INFORMATION PROVIDED:
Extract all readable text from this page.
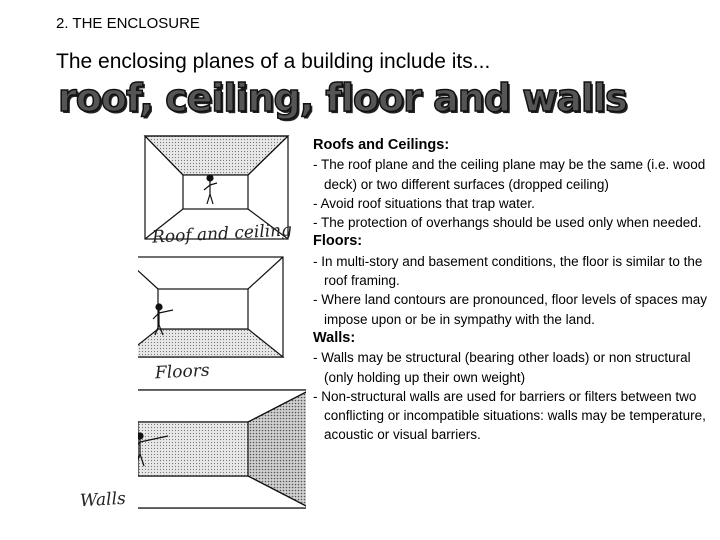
2. THE ENCLOSURE
The enclosing planes of a building include its...
roof, ceiling, floor and walls
Roof and ceiling
Floors
Walls
Roofs and Ceilings:
- The roof plane and the ceiling plane may be the same (i.e. wood deck) or two different surfaces (dropped ceiling)
- Avoid roof situations that trap water.
- The protection of overhangs should be used only when needed.
Floors:
- In multi-story and basement conditions, the floor is similar to the roof framing.
- Where land contours are pronounced, floor levels of spaces may impose upon or be in sympathy with the land.
Walls:
- Walls may be structural (bearing other loads) or non structural (only holding up their own weight)
- Non-structural walls are used for barriers or filters between two conflicting or incompatible situations: walls may be temperature, acoustic or visual barriers.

EXERCISE OBJECTIVE: Please repeat the entries exactly. Do not include the pictures.

EXERCISE RESULT:
Extract all readable text from this page.
2. THE ENCLOSURE
The enclosing planes of a building include its...
roof, ceiling, floor and walls
Roof and ceiling
Floors
Walls
Roofs and Ceilings:
- The roof plane and the ceiling plane may be the same (i.e. wood deck) or two different surfaces (dropped ceiling)
- Avoid roof situations that trap water.
- The protection of overhangs should be used only when needed.
Floors:
- In multi-story and basement conditions, the floor is similar to the roof framing.
- Where land contours are pronounced, floor levels of spaces may impose upon or be in sympathy with the land.
Walls:
- Walls may be structural (bearing other loads) or non structural (only holding up their own weight)
- Non-structural walls are used for barriers or filters between two conflicting or incompatible situations: walls may be temperature, acoustic or visual barriers.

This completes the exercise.